• _The problem_
Identify each line holding the string "marker" and copy it.

[Stored data]

◆ ◆ ◆ ◆ ◆ ◆ ◆

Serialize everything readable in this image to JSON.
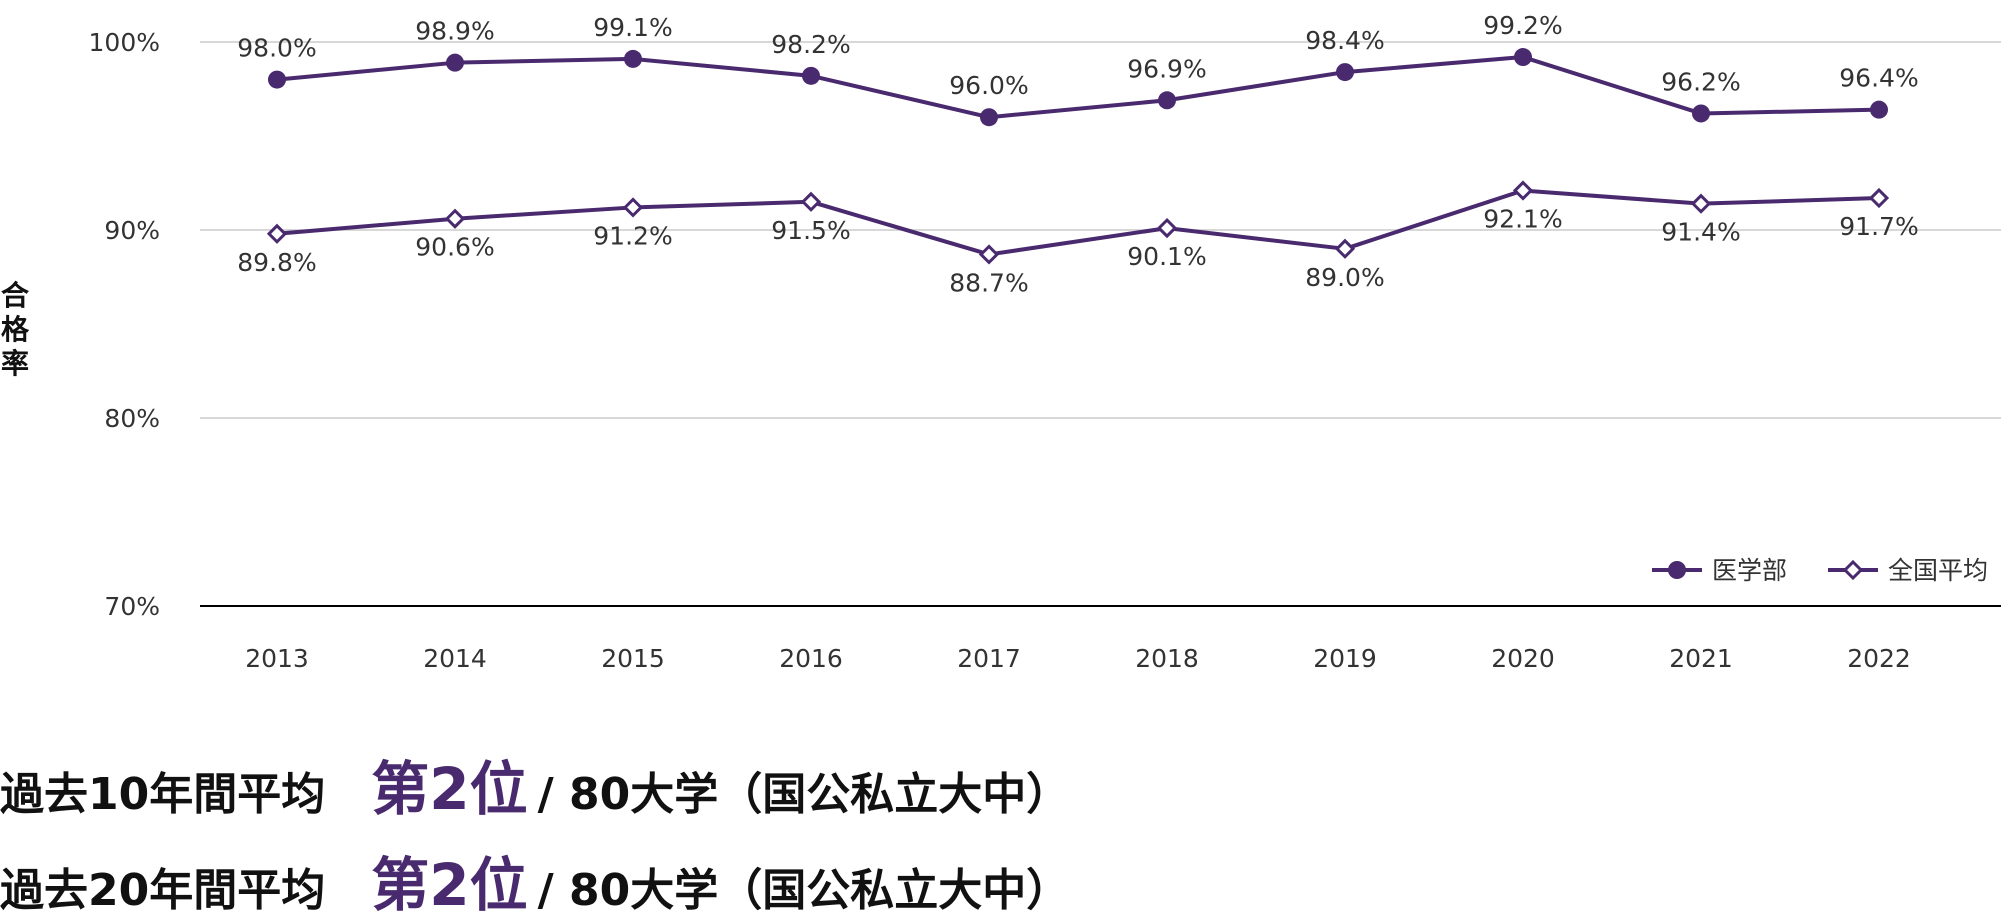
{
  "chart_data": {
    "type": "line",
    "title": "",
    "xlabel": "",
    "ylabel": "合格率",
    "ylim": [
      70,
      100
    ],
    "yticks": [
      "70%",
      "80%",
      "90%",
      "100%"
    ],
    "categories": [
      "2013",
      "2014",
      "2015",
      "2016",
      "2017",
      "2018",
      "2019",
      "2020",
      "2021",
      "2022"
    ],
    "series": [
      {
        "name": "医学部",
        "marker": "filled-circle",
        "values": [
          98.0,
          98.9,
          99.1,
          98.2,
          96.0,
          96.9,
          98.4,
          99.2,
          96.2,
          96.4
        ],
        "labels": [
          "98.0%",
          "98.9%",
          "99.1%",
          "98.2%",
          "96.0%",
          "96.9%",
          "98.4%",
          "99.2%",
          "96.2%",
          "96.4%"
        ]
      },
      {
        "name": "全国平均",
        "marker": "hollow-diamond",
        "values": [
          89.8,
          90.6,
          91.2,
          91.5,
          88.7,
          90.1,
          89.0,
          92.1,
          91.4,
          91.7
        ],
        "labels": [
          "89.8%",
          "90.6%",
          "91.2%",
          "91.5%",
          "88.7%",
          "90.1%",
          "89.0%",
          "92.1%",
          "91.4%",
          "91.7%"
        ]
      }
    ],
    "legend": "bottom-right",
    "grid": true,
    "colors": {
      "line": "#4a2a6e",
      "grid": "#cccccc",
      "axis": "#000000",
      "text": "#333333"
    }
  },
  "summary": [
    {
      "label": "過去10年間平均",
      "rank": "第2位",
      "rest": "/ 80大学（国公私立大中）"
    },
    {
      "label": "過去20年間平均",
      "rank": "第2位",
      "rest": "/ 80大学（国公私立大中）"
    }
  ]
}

◆ ◆ ◆ ◆ ◆ ◆ ◆

• _Solution for this problem_
        "marker": "filled-circle",
        "marker": "hollow-diamond",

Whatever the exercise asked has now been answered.